Input:
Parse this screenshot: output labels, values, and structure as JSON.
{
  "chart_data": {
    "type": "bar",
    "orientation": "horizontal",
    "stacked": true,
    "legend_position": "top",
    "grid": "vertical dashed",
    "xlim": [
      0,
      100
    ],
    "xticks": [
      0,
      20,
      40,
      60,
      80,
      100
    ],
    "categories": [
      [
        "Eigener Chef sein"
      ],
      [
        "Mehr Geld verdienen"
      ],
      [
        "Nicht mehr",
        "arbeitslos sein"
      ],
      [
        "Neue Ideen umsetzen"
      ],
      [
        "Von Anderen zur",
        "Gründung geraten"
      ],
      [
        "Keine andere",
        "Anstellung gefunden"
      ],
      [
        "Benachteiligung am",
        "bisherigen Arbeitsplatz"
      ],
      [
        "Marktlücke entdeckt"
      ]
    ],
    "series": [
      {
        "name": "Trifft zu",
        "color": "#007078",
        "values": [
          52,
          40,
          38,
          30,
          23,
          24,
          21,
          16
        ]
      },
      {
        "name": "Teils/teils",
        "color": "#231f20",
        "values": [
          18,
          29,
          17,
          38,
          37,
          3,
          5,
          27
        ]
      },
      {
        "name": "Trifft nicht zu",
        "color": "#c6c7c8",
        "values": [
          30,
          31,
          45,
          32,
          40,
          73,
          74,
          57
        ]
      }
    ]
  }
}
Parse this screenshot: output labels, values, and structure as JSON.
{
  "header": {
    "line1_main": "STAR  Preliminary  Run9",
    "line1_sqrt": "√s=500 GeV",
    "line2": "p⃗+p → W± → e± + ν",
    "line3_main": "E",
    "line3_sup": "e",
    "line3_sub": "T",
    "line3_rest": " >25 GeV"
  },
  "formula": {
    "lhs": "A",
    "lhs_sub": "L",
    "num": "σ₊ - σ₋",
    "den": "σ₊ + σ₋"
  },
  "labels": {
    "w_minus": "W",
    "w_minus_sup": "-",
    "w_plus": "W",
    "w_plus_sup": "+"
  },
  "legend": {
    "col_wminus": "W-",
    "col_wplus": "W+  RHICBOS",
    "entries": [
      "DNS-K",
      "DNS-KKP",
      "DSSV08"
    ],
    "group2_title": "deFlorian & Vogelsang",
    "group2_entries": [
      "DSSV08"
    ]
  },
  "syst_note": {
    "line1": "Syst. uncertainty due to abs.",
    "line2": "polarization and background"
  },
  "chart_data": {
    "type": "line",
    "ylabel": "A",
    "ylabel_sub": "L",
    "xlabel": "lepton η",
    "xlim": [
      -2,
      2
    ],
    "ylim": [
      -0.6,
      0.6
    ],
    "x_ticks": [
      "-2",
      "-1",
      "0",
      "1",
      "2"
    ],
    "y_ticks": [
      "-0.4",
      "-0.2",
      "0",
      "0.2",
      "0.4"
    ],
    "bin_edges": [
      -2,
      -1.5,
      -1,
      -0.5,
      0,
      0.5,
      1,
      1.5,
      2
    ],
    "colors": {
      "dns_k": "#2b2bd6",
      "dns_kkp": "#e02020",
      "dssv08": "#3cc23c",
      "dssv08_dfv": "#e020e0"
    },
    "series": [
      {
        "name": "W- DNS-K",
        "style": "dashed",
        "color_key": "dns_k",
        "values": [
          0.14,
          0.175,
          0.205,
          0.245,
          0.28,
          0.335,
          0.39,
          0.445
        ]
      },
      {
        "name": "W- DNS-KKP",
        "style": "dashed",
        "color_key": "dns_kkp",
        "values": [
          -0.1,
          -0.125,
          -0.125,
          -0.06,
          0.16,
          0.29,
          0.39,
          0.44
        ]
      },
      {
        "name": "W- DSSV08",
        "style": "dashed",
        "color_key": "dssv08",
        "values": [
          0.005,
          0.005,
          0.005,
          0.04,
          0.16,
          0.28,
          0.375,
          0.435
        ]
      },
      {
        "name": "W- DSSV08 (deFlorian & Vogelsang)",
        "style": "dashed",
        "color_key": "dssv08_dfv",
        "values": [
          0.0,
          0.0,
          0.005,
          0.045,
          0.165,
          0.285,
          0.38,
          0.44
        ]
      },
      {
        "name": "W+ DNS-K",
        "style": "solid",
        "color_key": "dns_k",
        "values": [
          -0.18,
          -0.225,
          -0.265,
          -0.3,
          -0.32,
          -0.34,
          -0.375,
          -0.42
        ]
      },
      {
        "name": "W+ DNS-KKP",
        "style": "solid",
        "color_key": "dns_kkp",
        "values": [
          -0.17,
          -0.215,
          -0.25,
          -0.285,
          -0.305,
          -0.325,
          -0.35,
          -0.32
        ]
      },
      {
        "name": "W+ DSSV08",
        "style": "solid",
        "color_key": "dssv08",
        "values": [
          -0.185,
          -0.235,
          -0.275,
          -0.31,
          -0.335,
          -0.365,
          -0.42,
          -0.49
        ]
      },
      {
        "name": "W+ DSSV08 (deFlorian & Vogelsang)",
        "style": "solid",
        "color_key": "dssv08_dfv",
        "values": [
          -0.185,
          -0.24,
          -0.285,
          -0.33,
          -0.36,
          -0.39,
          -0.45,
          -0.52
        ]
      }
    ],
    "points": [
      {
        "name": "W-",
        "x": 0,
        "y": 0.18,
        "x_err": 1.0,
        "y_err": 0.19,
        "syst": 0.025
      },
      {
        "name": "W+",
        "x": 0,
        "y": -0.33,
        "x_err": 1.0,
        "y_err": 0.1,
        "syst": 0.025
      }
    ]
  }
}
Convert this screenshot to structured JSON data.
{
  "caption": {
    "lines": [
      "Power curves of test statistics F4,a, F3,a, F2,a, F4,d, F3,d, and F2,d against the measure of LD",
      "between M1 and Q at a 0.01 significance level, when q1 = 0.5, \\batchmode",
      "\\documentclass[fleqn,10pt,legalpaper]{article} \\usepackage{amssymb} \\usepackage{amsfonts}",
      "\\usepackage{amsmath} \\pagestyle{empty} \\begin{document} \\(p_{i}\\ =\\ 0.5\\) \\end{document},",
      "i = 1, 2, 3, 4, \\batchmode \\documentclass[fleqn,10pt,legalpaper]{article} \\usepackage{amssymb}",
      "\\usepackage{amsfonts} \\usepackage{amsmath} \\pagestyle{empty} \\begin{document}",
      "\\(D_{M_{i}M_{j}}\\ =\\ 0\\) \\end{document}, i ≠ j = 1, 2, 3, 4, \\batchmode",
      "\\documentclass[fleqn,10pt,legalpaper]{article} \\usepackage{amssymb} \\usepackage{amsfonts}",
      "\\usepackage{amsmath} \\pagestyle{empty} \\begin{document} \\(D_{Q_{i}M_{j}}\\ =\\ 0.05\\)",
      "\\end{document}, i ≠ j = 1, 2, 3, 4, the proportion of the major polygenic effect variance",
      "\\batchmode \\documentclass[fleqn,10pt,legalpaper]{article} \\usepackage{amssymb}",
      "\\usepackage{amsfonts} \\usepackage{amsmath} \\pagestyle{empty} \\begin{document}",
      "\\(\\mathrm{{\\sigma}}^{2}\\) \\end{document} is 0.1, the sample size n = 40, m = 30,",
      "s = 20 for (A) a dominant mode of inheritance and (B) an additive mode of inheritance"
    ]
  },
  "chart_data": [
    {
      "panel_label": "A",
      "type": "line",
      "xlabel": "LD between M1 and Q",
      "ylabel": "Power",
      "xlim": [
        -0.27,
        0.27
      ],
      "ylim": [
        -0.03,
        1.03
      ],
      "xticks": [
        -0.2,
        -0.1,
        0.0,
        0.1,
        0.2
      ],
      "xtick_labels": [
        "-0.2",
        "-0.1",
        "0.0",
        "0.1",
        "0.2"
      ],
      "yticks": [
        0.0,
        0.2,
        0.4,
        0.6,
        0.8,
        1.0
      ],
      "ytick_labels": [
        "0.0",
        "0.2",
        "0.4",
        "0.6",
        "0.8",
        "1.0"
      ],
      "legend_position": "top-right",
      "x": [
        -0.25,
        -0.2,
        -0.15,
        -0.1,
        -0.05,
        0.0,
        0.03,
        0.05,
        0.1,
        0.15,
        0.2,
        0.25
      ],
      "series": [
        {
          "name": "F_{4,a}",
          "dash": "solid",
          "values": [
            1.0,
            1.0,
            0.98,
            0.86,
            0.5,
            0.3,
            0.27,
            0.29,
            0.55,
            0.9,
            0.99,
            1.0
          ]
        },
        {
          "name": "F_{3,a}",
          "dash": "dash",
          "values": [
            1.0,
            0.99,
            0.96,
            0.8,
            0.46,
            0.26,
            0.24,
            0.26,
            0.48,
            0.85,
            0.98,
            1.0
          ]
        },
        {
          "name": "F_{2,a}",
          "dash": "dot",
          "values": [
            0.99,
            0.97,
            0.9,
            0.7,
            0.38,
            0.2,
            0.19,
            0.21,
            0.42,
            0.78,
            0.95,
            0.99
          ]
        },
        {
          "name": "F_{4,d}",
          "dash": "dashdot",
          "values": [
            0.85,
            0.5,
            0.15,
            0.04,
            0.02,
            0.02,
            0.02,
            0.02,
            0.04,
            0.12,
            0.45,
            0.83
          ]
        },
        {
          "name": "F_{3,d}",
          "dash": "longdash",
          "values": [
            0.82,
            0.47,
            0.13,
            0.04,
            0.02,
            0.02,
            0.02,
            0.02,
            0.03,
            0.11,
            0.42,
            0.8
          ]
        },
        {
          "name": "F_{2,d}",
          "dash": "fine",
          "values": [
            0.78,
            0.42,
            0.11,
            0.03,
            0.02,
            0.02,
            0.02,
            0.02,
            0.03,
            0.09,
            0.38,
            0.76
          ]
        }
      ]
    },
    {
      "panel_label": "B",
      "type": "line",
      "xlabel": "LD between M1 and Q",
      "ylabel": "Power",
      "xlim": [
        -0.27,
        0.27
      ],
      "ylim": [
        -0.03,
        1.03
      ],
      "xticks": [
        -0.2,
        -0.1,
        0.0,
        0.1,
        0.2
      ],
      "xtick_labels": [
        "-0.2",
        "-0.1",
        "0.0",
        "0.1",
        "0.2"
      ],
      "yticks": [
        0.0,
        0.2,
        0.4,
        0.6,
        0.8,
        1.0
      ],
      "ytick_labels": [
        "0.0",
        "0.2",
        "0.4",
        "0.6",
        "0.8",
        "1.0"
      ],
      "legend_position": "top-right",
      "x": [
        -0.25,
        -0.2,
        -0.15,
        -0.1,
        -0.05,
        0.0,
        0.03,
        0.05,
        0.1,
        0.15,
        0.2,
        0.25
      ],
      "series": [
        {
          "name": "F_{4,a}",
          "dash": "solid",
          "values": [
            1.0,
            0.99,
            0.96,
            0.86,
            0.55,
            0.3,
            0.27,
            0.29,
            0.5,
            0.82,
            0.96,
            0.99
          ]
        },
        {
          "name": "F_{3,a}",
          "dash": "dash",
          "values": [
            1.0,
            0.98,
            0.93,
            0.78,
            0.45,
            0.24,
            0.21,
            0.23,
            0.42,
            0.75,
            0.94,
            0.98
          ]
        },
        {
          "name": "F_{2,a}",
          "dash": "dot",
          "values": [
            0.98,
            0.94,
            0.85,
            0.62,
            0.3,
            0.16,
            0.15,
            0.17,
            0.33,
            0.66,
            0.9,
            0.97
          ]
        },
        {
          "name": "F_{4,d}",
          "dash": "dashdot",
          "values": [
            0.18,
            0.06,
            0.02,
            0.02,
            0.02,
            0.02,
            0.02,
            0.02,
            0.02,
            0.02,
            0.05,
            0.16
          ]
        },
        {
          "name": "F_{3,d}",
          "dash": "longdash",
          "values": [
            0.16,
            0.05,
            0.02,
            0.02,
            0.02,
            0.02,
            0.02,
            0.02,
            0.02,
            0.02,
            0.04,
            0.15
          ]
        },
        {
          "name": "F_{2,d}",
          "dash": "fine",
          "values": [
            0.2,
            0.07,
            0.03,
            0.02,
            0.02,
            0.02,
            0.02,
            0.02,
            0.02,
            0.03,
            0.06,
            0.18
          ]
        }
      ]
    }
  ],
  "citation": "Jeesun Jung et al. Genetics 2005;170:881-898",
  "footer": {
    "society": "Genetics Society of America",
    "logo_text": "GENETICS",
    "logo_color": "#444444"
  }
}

Short task:
Look through the entries and return every line where "amsmath" appears.

Response for this exercise:
      "\\usepackage{amsmath} \\pagestyle{empty} \\begin{document} \\(p_{i}\\ =\\ 0.5\\) \\end{document},",
      "\\usepackage{amsfonts} \\usepackage{amsmath} \\pagestyle{empty} \\begin{document}",
      "\\usepackage{amsmath} \\pagestyle{empty} \\begin{document} \\(D_{Q_{i}M_{j}}\\ =\\ 0.05\\)",
      "\\usepackage{amsfonts} \\usepackage{amsmath} \\pagestyle{empty} \\begin{document}",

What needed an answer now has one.